▶ _SET TASK_:
Set down the records once more, please, exactly and with the pictures left out.

▶ _DATA LISTING_:
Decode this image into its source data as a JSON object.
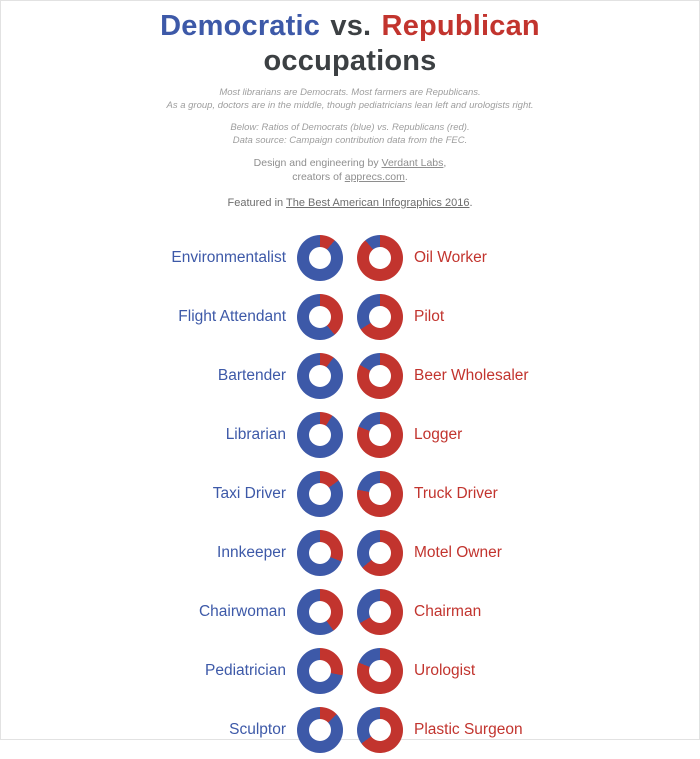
{
  "colors": {
    "blue": "#3D59A8",
    "red": "#C2342E"
  },
  "title": {
    "democratic": "Democratic",
    "vs": "vs.",
    "republican": "Republican",
    "occupations": "occupations"
  },
  "intro": {
    "line1": "Most librarians are Democrats. Most farmers are Republicans.",
    "line2": "As a group, doctors are in the middle, though pediatricians lean left and urologists right.",
    "line3": "Below: Ratios of Democrats (blue) vs. Republicans (red).",
    "line4": "Data source: Campaign contribution data from the FEC."
  },
  "credits": {
    "design_prefix": "Design and engineering by ",
    "design_link": "Verdant Labs",
    "design_suffix": ",",
    "creators_prefix": "creators of ",
    "creators_link": "apprecs.com",
    "creators_suffix": "."
  },
  "featured": {
    "prefix": "Featured in ",
    "link": "The Best American Infographics 2016",
    "suffix": "."
  },
  "chart_data": {
    "type": "pie",
    "subtype": "donut-small-multiples",
    "unit": "percent of campaign contributions",
    "legend": {
      "blue": "Democrats",
      "red": "Republicans"
    },
    "segment_order": "red starts at 12 o'clock clockwise, blue fills remainder",
    "rows": [
      {
        "left": {
          "label": "Environmentalist",
          "dem_pct": 89,
          "rep_pct": 11
        },
        "right": {
          "label": "Oil Worker",
          "dem_pct": 11,
          "rep_pct": 89
        }
      },
      {
        "left": {
          "label": "Flight Attendant",
          "dem_pct": 61,
          "rep_pct": 39
        },
        "right": {
          "label": "Pilot",
          "dem_pct": 34,
          "rep_pct": 66
        }
      },
      {
        "left": {
          "label": "Bartender",
          "dem_pct": 90,
          "rep_pct": 10
        },
        "right": {
          "label": "Beer Wholesaler",
          "dem_pct": 17,
          "rep_pct": 83
        }
      },
      {
        "left": {
          "label": "Librarian",
          "dem_pct": 91,
          "rep_pct": 9
        },
        "right": {
          "label": "Logger",
          "dem_pct": 19,
          "rep_pct": 81
        }
      },
      {
        "left": {
          "label": "Taxi Driver",
          "dem_pct": 85,
          "rep_pct": 15
        },
        "right": {
          "label": "Truck Driver",
          "dem_pct": 22,
          "rep_pct": 78
        }
      },
      {
        "left": {
          "label": "Innkeeper",
          "dem_pct": 69,
          "rep_pct": 31
        },
        "right": {
          "label": "Motel Owner",
          "dem_pct": 36,
          "rep_pct": 64
        }
      },
      {
        "left": {
          "label": "Chairwoman",
          "dem_pct": 60,
          "rep_pct": 40
        },
        "right": {
          "label": "Chairman",
          "dem_pct": 33,
          "rep_pct": 67
        }
      },
      {
        "left": {
          "label": "Pediatrician",
          "dem_pct": 72,
          "rep_pct": 28
        },
        "right": {
          "label": "Urologist",
          "dem_pct": 19,
          "rep_pct": 81
        }
      },
      {
        "left": {
          "label": "Sculptor",
          "dem_pct": 87,
          "rep_pct": 13
        },
        "right": {
          "label": "Plastic Surgeon",
          "dem_pct": 35,
          "rep_pct": 65
        }
      }
    ]
  }
}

▶ _RESPONSE BELOW_:
Decode this image into its source data as a JSON object.
{
  "colors": {
    "blue": "#3D59A8",
    "red": "#C2342E"
  },
  "title": {
    "democratic": "Democratic",
    "vs": "vs.",
    "republican": "Republican",
    "occupations": "occupations"
  },
  "intro": {
    "line1": "Most librarians are Democrats. Most farmers are Republicans.",
    "line2": "As a group, doctors are in the middle, though pediatricians lean left and urologists right.",
    "line3": "Below: Ratios of Democrats (blue) vs. Republicans (red).",
    "line4": "Data source: Campaign contribution data from the FEC."
  },
  "credits": {
    "design_prefix": "Design and engineering by ",
    "design_link": "Verdant Labs",
    "design_suffix": ",",
    "creators_prefix": "creators of ",
    "creators_link": "apprecs.com",
    "creators_suffix": "."
  },
  "featured": {
    "prefix": "Featured in ",
    "link": "The Best American Infographics 2016",
    "suffix": "."
  },
  "chart_data": {
    "type": "pie",
    "subtype": "donut-small-multiples",
    "unit": "percent of campaign contributions",
    "legend": {
      "blue": "Democrats",
      "red": "Republicans"
    },
    "segment_order": "red starts at 12 o'clock clockwise, blue fills remainder",
    "rows": [
      {
        "left": {
          "label": "Environmentalist",
          "dem_pct": 89,
          "rep_pct": 11
        },
        "right": {
          "label": "Oil Worker",
          "dem_pct": 11,
          "rep_pct": 89
        }
      },
      {
        "left": {
          "label": "Flight Attendant",
          "dem_pct": 61,
          "rep_pct": 39
        },
        "right": {
          "label": "Pilot",
          "dem_pct": 34,
          "rep_pct": 66
        }
      },
      {
        "left": {
          "label": "Bartender",
          "dem_pct": 90,
          "rep_pct": 10
        },
        "right": {
          "label": "Beer Wholesaler",
          "dem_pct": 17,
          "rep_pct": 83
        }
      },
      {
        "left": {
          "label": "Librarian",
          "dem_pct": 91,
          "rep_pct": 9
        },
        "right": {
          "label": "Logger",
          "dem_pct": 19,
          "rep_pct": 81
        }
      },
      {
        "left": {
          "label": "Taxi Driver",
          "dem_pct": 85,
          "rep_pct": 15
        },
        "right": {
          "label": "Truck Driver",
          "dem_pct": 22,
          "rep_pct": 78
        }
      },
      {
        "left": {
          "label": "Innkeeper",
          "dem_pct": 69,
          "rep_pct": 31
        },
        "right": {
          "label": "Motel Owner",
          "dem_pct": 36,
          "rep_pct": 64
        }
      },
      {
        "left": {
          "label": "Chairwoman",
          "dem_pct": 60,
          "rep_pct": 40
        },
        "right": {
          "label": "Chairman",
          "dem_pct": 33,
          "rep_pct": 67
        }
      },
      {
        "left": {
          "label": "Pediatrician",
          "dem_pct": 72,
          "rep_pct": 28
        },
        "right": {
          "label": "Urologist",
          "dem_pct": 19,
          "rep_pct": 81
        }
      },
      {
        "left": {
          "label": "Sculptor",
          "dem_pct": 87,
          "rep_pct": 13
        },
        "right": {
          "label": "Plastic Surgeon",
          "dem_pct": 35,
          "rep_pct": 65
        }
      }
    ]
  }
}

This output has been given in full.